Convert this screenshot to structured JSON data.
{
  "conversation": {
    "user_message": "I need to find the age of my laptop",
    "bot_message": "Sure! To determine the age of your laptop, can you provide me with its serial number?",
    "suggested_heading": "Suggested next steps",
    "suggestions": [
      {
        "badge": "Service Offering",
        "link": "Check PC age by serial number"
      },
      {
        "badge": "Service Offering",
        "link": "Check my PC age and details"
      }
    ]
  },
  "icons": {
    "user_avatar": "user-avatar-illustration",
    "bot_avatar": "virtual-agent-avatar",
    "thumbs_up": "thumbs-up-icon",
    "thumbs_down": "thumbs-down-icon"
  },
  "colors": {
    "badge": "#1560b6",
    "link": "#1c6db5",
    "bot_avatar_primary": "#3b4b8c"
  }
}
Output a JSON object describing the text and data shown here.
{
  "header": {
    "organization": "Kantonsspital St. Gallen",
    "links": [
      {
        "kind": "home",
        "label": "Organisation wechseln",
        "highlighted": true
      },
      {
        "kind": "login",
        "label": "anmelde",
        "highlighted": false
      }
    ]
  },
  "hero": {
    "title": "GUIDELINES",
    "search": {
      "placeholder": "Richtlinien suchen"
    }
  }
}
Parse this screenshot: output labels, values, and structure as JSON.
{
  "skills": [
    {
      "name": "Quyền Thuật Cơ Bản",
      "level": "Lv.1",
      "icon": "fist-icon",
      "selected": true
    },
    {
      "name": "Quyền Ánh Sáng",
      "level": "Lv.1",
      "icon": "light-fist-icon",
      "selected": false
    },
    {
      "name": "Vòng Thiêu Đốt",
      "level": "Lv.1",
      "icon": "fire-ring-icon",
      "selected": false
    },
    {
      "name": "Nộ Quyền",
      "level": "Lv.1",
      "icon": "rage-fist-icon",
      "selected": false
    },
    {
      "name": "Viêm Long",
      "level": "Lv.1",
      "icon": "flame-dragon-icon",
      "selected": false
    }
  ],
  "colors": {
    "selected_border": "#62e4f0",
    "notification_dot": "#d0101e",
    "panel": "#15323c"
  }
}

> [WORK REQUIRED]: Find the line that contains "Output a JSON". Repeat it and every line after it, exactly as written, up to and including the last line of the records above.

> [EXERCISE OUTPUT]:
Output a JSON object describing the text and data shown here.
{
  "header": {
    "organization": "Kantonsspital St. Gallen",
    "links": [
      {
        "kind": "home",
        "label": "Organisation wechseln",
        "highlighted": true
      },
      {
        "kind": "login",
        "label": "anmelde",
        "highlighted": false
      }
    ]
  },
  "hero": {
    "title": "GUIDELINES",
    "search": {
      "placeholder": "Richtlinien suchen"
    }
  }
}
Parse this screenshot: output labels, values, and structure as JSON.
{
  "skills": [
    {
      "name": "Quyền Thuật Cơ Bản",
      "level": "Lv.1",
      "icon": "fist-icon",
      "selected": true
    },
    {
      "name": "Quyền Ánh Sáng",
      "level": "Lv.1",
      "icon": "light-fist-icon",
      "selected": false
    },
    {
      "name": "Vòng Thiêu Đốt",
      "level": "Lv.1",
      "icon": "fire-ring-icon",
      "selected": false
    },
    {
      "name": "Nộ Quyền",
      "level": "Lv.1",
      "icon": "rage-fist-icon",
      "selected": false
    },
    {
      "name": "Viêm Long",
      "level": "Lv.1",
      "icon": "flame-dragon-icon",
      "selected": false
    }
  ],
  "colors": {
    "selected_border": "#62e4f0",
    "notification_dot": "#d0101e",
    "panel": "#15323c"
  }
}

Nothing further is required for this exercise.